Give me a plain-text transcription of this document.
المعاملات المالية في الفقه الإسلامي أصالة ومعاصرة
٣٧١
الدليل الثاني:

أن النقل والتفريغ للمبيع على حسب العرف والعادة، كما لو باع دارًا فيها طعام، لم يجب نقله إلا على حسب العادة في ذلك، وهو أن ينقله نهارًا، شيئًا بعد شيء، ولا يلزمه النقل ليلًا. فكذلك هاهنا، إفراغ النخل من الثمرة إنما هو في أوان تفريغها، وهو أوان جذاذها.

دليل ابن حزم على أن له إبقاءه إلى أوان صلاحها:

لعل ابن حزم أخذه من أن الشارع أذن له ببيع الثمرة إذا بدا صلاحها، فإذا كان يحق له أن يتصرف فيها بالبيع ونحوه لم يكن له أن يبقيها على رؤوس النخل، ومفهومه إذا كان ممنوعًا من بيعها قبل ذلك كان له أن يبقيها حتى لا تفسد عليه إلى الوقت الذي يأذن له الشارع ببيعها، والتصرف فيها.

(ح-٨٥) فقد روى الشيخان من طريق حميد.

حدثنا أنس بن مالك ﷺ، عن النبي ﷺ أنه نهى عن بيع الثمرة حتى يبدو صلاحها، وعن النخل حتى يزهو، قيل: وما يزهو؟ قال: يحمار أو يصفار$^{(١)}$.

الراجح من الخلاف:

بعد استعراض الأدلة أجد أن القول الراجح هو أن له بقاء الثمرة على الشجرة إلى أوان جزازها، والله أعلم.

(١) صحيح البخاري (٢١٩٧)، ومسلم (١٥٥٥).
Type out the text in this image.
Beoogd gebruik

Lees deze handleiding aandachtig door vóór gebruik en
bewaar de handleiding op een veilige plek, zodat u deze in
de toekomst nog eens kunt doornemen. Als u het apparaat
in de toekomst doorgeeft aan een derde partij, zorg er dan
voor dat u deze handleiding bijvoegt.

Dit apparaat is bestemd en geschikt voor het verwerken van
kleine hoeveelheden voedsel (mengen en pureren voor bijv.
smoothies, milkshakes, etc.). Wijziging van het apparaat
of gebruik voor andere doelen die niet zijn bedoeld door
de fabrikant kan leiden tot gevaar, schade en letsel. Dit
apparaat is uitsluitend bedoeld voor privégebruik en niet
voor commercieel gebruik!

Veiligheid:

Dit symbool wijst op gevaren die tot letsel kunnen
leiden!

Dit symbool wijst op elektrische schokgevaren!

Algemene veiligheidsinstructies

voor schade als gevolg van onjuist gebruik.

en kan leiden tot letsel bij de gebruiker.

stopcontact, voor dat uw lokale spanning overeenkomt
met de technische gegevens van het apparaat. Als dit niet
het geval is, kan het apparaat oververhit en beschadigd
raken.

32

---------------

■ **Aim of the exercise**
Reproduce every line of the listing above in which the string "toekomst" appears.

■ **Response for this exercise**
de toekomst nog eens kunt doornemen. Als u het apparaat
in de toekomst doorgeeft aan een derde partij, zorg er dan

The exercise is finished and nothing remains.